→ **WHAT YOU WILL DO**
In the material below, find every line with "rivojlanishiga" and pull it out.

* Begin SUPPLIED RECORDS *

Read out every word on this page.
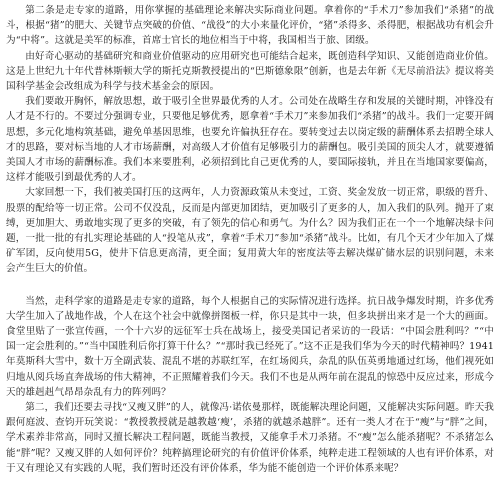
第二条是走专家的道路，用你掌握的基础理论来解决实际商业问题。拿着你的“手术刀”参加我们“杀猪”的战斗，根据“猪”的肥大、关键节点突破的价值、“战役”的大小来量化评价，“猪”杀得多、杀得肥，根据战功有机会升为“中将”。这就是美军的标准，首席士官长的地位相当于中将，我国相当于旅、团级。

由好奇心驱动的基础研究和商业价值驱动的应用研究也可能结合起来，既创造科学知识、又能创造商业价值。这是上世纪九十年代普林斯顿大学的斯托克斯教授提出的“巴斯德象限”创新，也是去年新《无尽前沿法》提议将美国科学基金会改组成为科学与技术基金会的原因。

我们要敢开胸怀，解放思想，敢于吸引全世界最优秀的人才。公司处在战略生存和发展的关键时期，冲锋没有人才是不行的。不要过分强调专业，只要他足够优秀，愿拿着“手术刀”来参加我们“杀猪”的战斗。我们一定要开阔思想，多元化地构筑基础，避免单基因思维，也要允许偏执狂存在。要转变过去以岗定级的薪酬体系去招聘全球人才的思路，要对标当地的人才市场薪酬，对高级人才价值有足够吸引力的薪酬包。吸引美国的顶尖人才，就要遵循美国人才市场的薪酬标准。我们本来要胜利，必须招到比自己更优秀的人，要国际接轨，并且在当地国家要偏高，这样才能吸引到最优秀的人才。

大家回想一下，我们被美国打压的这两年，人力资源政策从未变过，工资、奖金发放一切正常，职级的晋升、股票的配给等一切正常。公司不仅没乱，反而是内部更加团结，更加吸引了更多的人，加入我们的队列。抛开了束缚，更加胆大、勇敢地实现了更多的突破，有了领先的信心和勇气。为什么？因为我们正在一个一个地解决绿卡问题，一批一批的有扎实理论基础的人“投笔从戎”，拿着“手术刀”参加“杀猪”战斗。比如，有几个天才少年加入了煤矿军团，反向使用5G，使井下信息更高清，更全面；复用黄大年的密度法等去解决煤矿储水层的识别问题，未来会产生巨大的价值。

当然，走科学家的道路是走专家的道路，每个人根据自己的实际情况进行选择。抗日战争爆发时期，许多优秀大学生加入了战地作战，个人在这个社会中就像拼图板一样，你只是其中一块，但多块拼出来才是一个大的画面。食堂里贴了一张宣传画，一个十六岁的远征军士兵在战场上，接受美国记者采访的一段话：“中国会胜利吗？”“中国一定会胜利的。”“当中国胜利后你打算干什么？”“那时我已经死了。”这不正是我们华为今天的时代精神吗？1941年莫斯科大雪中，数十万全副武装、混乱不堪的苏联红军，在红场阅兵，杂乱的队伍英勇地通过红场，他们视死如归地从阅兵场直奔战场的伟大精神，不正照耀着我们今天。我们不也是从两年前在混乱的惊恐中反应过来，形成今天的雄赳赳气昂昂杂乱有力的阵列吗？

第二，我们还要去寻找“又瘦又胖”的人，就像冯·诺依曼那样，既能解决理论问题，又能解决实际问题。昨天我跟何庭波、查钧开玩笑说：“教授教授就是越教越‘瘦’，杀猪的就越杀越胖”。还有一类人才在于“瘦”与“胖”之间，学术素养非常高，同时又擅长解决工程问题，既能当教授，又能拿手术刀杀猪。不“瘦”怎么能杀猪呢？不杀猪怎么能“胖”呢？又瘦又胖的人如何评价？纯粹搞理论研究的有价值评价体系，纯粹走进工程领域的人也有评价体系，对于又有理论又有实践的人呢，我们暂时还没有评价体系，华为能不能创造一个评价体系来呢？
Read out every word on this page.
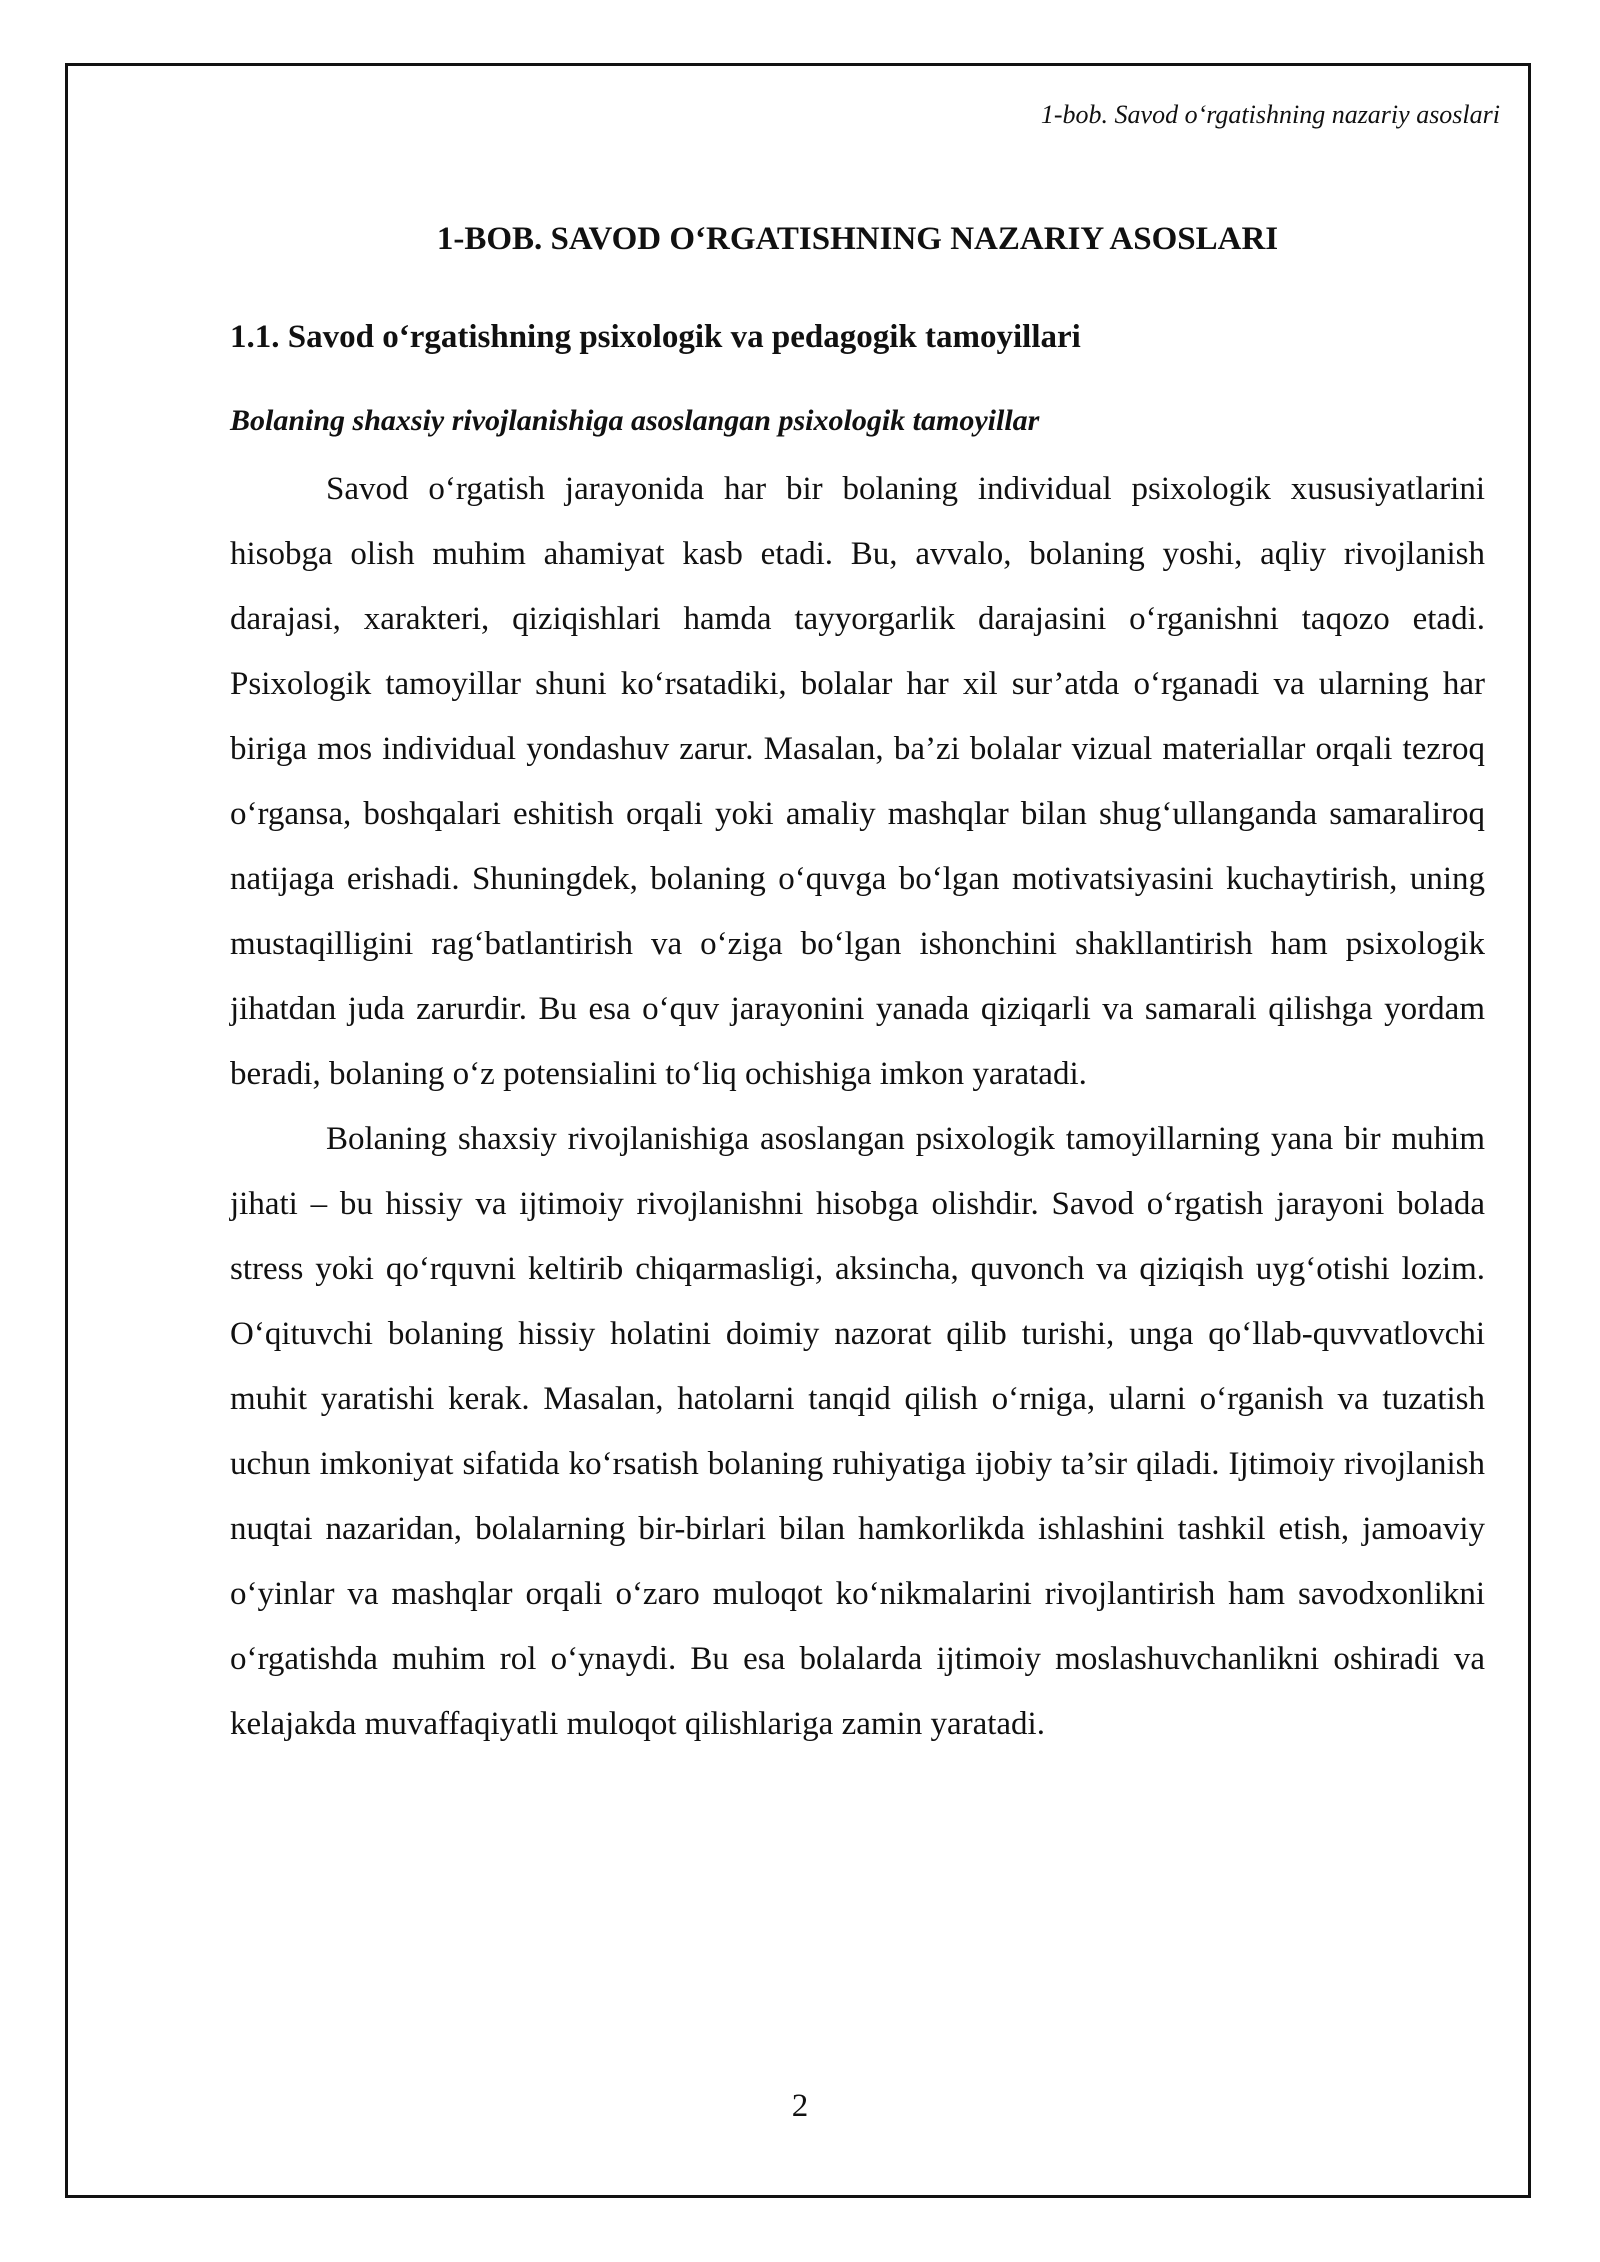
1-bob. Savod o‘rgatishning nazariy asoslari

1-BOB. SAVOD O‘RGATISHNING NAZARIY ASOSLARI
1.1. Savod o‘rgatishning psixologik va pedagogik tamoyillari
Bolaning shaxsiy rivojlanishiga asoslangan psixologik tamoyillar

Savod o‘rgatish jarayonida har bir bolaning individual psixologik xususiyatlarini hisobga olish muhim ahamiyat kasb etadi. Bu, avvalo, bolaning yoshi, aqliy rivojlanish darajasi, xarakteri, qiziqishlari hamda tayyorgarlik darajasini o‘rganishni taqozo etadi. Psixologik tamoyillar shuni ko‘rsatadiki, bolalar har xil sur’atda o‘rganadi va ularning har biriga mos individual yondashuv zarur. Masalan, ba’zi bolalar vizual materiallar orqali tezroq o‘rgansa, boshqalari eshitish orqali yoki amaliy mashqlar bilan shug‘ullanganda samaraliroq natijaga erishadi. Shuningdek, bolaning o‘quvga bo‘lgan motivatsiyasini kuchaytirish, uning mustaqilligini rag‘batlantirish va o‘ziga bo‘lgan ishonchini shakllantirish ham psixologik jihatdan juda zarurdir. Bu esa o‘quv jarayonini yanada qiziqarli va samarali qilishga yordam beradi, bolaning o‘z potensialini to‘liq ochishiga imkon yaratadi.

Bolaning shaxsiy rivojlanishiga asoslangan psixologik tamoyillarning yana bir muhim jihati – bu hissiy va ijtimoiy rivojlanishni hisobga olishdir. Savod o‘rgatish jarayoni bolada stress yoki qo‘rquvni keltirib chiqarmasligi, aksincha, quvonch va qiziqish uyg‘otishi lozim. O‘qituvchi bolaning hissiy holatini doimiy nazorat qilib turishi, unga qo‘llab-quvvatlovchi muhit yaratishi kerak. Masalan, hatolarni tanqid qilish o‘rniga, ularni o‘rganish va tuzatish uchun imkoniyat sifatida ko‘rsatish bolaning ruhiyatiga ijobiy ta’sir qiladi. Ijtimoiy rivojlanish nuqtai nazaridan, bolalarning bir-birlari bilan hamkorlikda ishlashini tashkil etish, jamoaviy o‘yinlar va mashqlar orqali o‘zaro muloqot ko‘nikmalarini rivojlantirish ham savodxonlikni o‘rgatishda muhim rol o‘ynaydi. Bu esa bolalarda ijtimoiy moslashuvchanlikni oshiradi va kelajakda muvaffaqiyatli muloqot qilishlariga zamin yaratadi.

2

* End SUPPLIED RECORDS *

→ **COMPLETE RESPONSE**
Bolaning shaxsiy rivojlanishiga asoslangan psixologik tamoyillar
Bolaning shaxsiy rivojlanishiga asoslangan psixologik tamoyillarning yana bir muhim jihati – bu hissiy va ijtimoiy rivojlanishni hisobga olishdir. Savod o‘rgatish jarayoni bolada stress yoki qo‘rquvni keltirib chiqarmasligi, aksincha, quvonch va qiziqish uyg‘otishi lozim. O‘qituvchi bolaning hissiy holatini doimiy nazorat qilib turishi, unga qo‘llab-quvvatlovchi muhit yaratishi kerak. Masalan, hatolarni tanqid qilish o‘rniga, ularni o‘rganish va tuzatish uchun imkoniyat sifatida ko‘rsatish bolaning ruhiyatiga ijobiy ta’sir qiladi. Ijtimoiy rivojlanish nuqtai nazaridan, bolalarning bir-birlari bilan hamkorlikda ishlashini tashkil etish, jamoaviy o‘yinlar va mashqlar orqali o‘zaro muloqot ko‘nikmalarini rivojlantirish ham savodxonlikni o‘rgatishda muhim rol o‘ynaydi. Bu esa bolalarda ijtimoiy moslashuvchanlikni oshiradi va kelajakda muvaffaqiyatli muloqot qilishlariga zamin yaratadi.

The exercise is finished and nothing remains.